The answer is one number: how many lines hold the string "color".

== == ==

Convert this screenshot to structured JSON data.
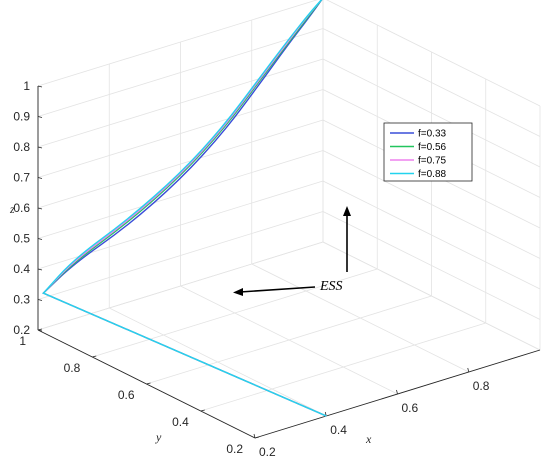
{
  "chart_data": {
    "type": "line",
    "projection": "3d",
    "grid": true,
    "legend_placement": "upper-right",
    "xlabel": "x",
    "ylabel": "y",
    "zlabel": "z",
    "xlim": [
      0.2,
      1
    ],
    "ylim": [
      0.2,
      1
    ],
    "zlim": [
      0.2,
      1
    ],
    "x_ticks": [
      "0.2",
      "0.4",
      "0.6",
      "0.8"
    ],
    "y_ticks": [
      "0.2",
      "0.4",
      "0.6",
      "0.8",
      "1"
    ],
    "z_ticks": [
      "0.2",
      "0.3",
      "0.4",
      "0.5",
      "0.6",
      "0.7",
      "0.8",
      "0.9",
      "1"
    ],
    "series": [
      {
        "name": "f=0.33",
        "color": "#3a4fd8",
        "points": [
          [
            0.4,
            0.2,
            0.2
          ],
          [
            0.2,
            0.98,
            0.33
          ],
          [
            0.3,
            1,
            0.38
          ],
          [
            0.45,
            1,
            0.45
          ],
          [
            0.6,
            1,
            0.55
          ],
          [
            0.72,
            1,
            0.66
          ],
          [
            0.82,
            1,
            0.78
          ],
          [
            0.9,
            1,
            0.88
          ],
          [
            0.96,
            1,
            0.95
          ],
          [
            1,
            1,
            1
          ]
        ]
      },
      {
        "name": "f=0.56",
        "color": "#22c55e",
        "points": [
          [
            0.4,
            0.2,
            0.2
          ],
          [
            0.2,
            0.98,
            0.33
          ],
          [
            0.3,
            1,
            0.385
          ],
          [
            0.45,
            1,
            0.46
          ],
          [
            0.6,
            1,
            0.56
          ],
          [
            0.72,
            1,
            0.67
          ],
          [
            0.82,
            1,
            0.79
          ],
          [
            0.9,
            1,
            0.885
          ],
          [
            0.96,
            1,
            0.955
          ],
          [
            1,
            1,
            1
          ]
        ]
      },
      {
        "name": "f=0.75",
        "color": "#ee82ee",
        "points": [
          [
            0.4,
            0.2,
            0.2
          ],
          [
            0.2,
            0.98,
            0.33
          ],
          [
            0.3,
            1,
            0.39
          ],
          [
            0.45,
            1,
            0.465
          ],
          [
            0.6,
            1,
            0.565
          ],
          [
            0.72,
            1,
            0.675
          ],
          [
            0.82,
            1,
            0.795
          ],
          [
            0.9,
            1,
            0.89
          ],
          [
            0.96,
            1,
            0.96
          ],
          [
            1,
            1,
            1
          ]
        ]
      },
      {
        "name": "f=0.88",
        "color": "#22d3ee",
        "points": [
          [
            0.4,
            0.2,
            0.2
          ],
          [
            0.2,
            0.98,
            0.33
          ],
          [
            0.3,
            1,
            0.395
          ],
          [
            0.45,
            1,
            0.47
          ],
          [
            0.6,
            1,
            0.57
          ],
          [
            0.72,
            1,
            0.68
          ],
          [
            0.82,
            1,
            0.8
          ],
          [
            0.9,
            1,
            0.895
          ],
          [
            0.96,
            1,
            0.962
          ],
          [
            1,
            1,
            1
          ]
        ]
      }
    ],
    "annotations": [
      {
        "text": "ESS"
      }
    ]
  }
}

== == ==

**TASK OUTPUT:** 4